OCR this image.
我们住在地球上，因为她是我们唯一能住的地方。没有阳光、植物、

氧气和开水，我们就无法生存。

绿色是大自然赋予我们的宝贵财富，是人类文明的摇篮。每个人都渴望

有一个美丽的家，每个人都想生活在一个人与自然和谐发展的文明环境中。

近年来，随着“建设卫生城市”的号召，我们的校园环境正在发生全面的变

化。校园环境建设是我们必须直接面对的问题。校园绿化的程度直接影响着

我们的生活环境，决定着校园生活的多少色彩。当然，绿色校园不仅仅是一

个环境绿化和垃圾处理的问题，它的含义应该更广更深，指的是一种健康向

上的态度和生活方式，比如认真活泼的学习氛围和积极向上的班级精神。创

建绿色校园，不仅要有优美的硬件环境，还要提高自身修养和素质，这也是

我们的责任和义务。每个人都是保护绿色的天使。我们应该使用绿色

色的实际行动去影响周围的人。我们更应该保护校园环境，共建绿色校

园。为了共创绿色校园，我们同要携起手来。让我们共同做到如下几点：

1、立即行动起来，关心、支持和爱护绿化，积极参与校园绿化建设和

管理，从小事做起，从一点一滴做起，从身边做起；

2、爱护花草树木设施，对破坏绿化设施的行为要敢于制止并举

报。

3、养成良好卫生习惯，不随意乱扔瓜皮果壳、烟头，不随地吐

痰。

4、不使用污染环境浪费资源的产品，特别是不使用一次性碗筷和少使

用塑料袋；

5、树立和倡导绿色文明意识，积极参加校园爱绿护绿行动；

* * *

> [Prompt]: Set down every line of the listing above again, exactly as given.

> [Answer in full]:
OCR this image.
我们住在地球上，因为她是我们唯一能住的地方。没有阳光、植物、

氧气和开水，我们就无法生存。

绿色是大自然赋予我们的宝贵财富，是人类文明的摇篮。每个人都渴望

有一个美丽的家，每个人都想生活在一个人与自然和谐发展的文明环境中。

近年来，随着“建设卫生城市”的号召，我们的校园环境正在发生全面的变

化。校园环境建设是我们必须直接面对的问题。校园绿化的程度直接影响着

我们的生活环境，决定着校园生活的多少色彩。当然，绿色校园不仅仅是一

个环境绿化和垃圾处理的问题，它的含义应该更广更深，指的是一种健康向

上的态度和生活方式，比如认真活泼的学习氛围和积极向上的班级精神。创

建绿色校园，不仅要有优美的硬件环境，还要提高自身修养和素质，这也是

我们的责任和义务。每个人都是保护绿色的天使。我们应该使用绿色

色的实际行动去影响周围的人。我们更应该保护校园环境，共建绿色校

园。为了共创绿色校园，我们同要携起手来。让我们共同做到如下几点：

1、立即行动起来，关心、支持和爱护绿化，积极参与校园绿化建设和

管理，从小事做起，从一点一滴做起，从身边做起；

2、爱护花草树木设施，对破坏绿化设施的行为要敢于制止并举

报。

3、养成良好卫生习惯，不随意乱扔瓜皮果壳、烟头，不随地吐

痰。

4、不使用污染环境浪费资源的产品，特别是不使用一次性碗筷和少使

用塑料袋；

5、树立和倡导绿色文明意识，积极参加校园爱绿护绿行动；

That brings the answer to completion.